- [Do this]: Check each line of the data below for the word "Block", then extract the ones that have it.

(Dataset items)
[start]

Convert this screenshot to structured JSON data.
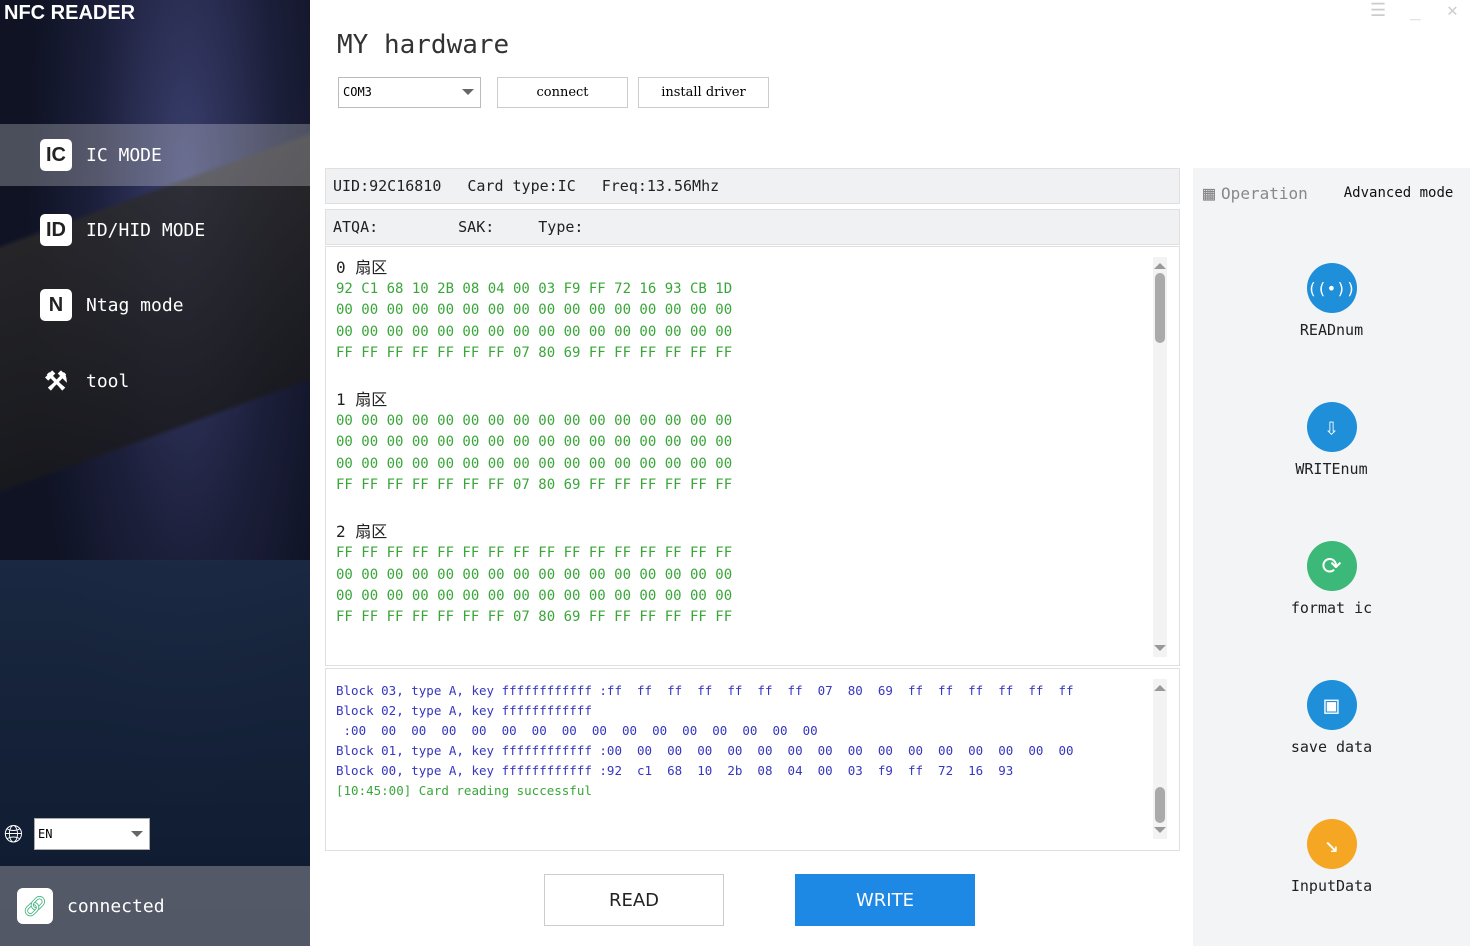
{
  "app_title": "NFC READER",
  "nav": [
    {
      "icon": "IC",
      "label": "IC MODE"
    },
    {
      "icon": "ID",
      "label": "ID/HID MODE"
    },
    {
      "icon": "N",
      "label": "Ntag mode"
    },
    {
      "icon": "⚒",
      "label": "tool"
    }
  ],
  "language": "EN",
  "status": "connected",
  "main_title": "MY hardware",
  "port": "COM3",
  "connect_label": "connect",
  "install_label": "install driver",
  "card": {
    "uid": "UID:92C16810",
    "type": "Card type:IC",
    "freq": "Freq:13.56Mhz",
    "atqa": "ATQA:",
    "sak": "SAK:",
    "ctype": "Type:"
  },
  "sectors": [
    {
      "label": "0 扇区",
      "rows": [
        "92 C1 68 10 2B 08 04 00 03 F9 FF 72 16 93 CB 1D",
        "00 00 00 00 00 00 00 00 00 00 00 00 00 00 00 00",
        "00 00 00 00 00 00 00 00 00 00 00 00 00 00 00 00",
        "FF FF FF FF FF FF FF 07 80 69 FF FF FF FF FF FF"
      ]
    },
    {
      "label": "1 扇区",
      "rows": [
        "00 00 00 00 00 00 00 00 00 00 00 00 00 00 00 00",
        "00 00 00 00 00 00 00 00 00 00 00 00 00 00 00 00",
        "00 00 00 00 00 00 00 00 00 00 00 00 00 00 00 00",
        "FF FF FF FF FF FF FF 07 80 69 FF FF FF FF FF FF"
      ]
    },
    {
      "label": "2 扇区",
      "rows": [
        "FF FF FF FF FF FF FF FF FF FF FF FF FF FF FF FF",
        "00 00 00 00 00 00 00 00 00 00 00 00 00 00 00 00",
        "00 00 00 00 00 00 00 00 00 00 00 00 00 00 00 00",
        "FF FF FF FF FF FF FF 07 80 69 FF FF FF FF FF FF"
      ]
    }
  ],
  "log": [
    "Block 03, type A, key ffffffffffff :ff  ff  ff  ff  ff  ff  ff  07  80  69  ff  ff  ff  ff  ff  ff",
    "Block 02, type A, key ffffffffffff",
    " :00  00  00  00  00  00  00  00  00  00  00  00  00  00  00  00",
    "Block 01, type A, key ffffffffffff :00  00  00  00  00  00  00  00  00  00  00  00  00  00  00  00",
    "Block 00, type A, key ffffffffffff :92  c1  68  10  2b  08  04  00  03  f9  ff  72  16  93",
    "[10:45:00] Card reading successful"
  ],
  "read_label": "READ",
  "write_label": "WRITE",
  "panel": {
    "title": "Operation",
    "advanced": "Advanced mode",
    "ops": [
      {
        "label": "READnum",
        "color": "#1e8fd8",
        "icon": "((•))"
      },
      {
        "label": "WRITEnum",
        "color": "#1e8fd8",
        "icon": "⇩"
      },
      {
        "label": "format ic",
        "color": "#3cb878",
        "icon": "⟳"
      },
      {
        "label": "save data",
        "color": "#1e8fd8",
        "icon": "▣"
      },
      {
        "label": "InputData",
        "color": "#f5a623",
        "icon": "↘"
      }
    ]
  }
}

[end]

- [Full solution]:
    "Block 03, type A, key ffffffffffff :ff  ff  ff  ff  ff  ff  ff  07  80  69  ff  ff  ff  ff  ff  ff",
    "Block 02, type A, key ffffffffffff",
    "Block 01, type A, key ffffffffffff :00  00  00  00  00  00  00  00  00  00  00  00  00  00  00  00",
    "Block 00, type A, key ffffffffffff :92  c1  68  10  2b  08  04  00  03  f9  ff  72  16  93",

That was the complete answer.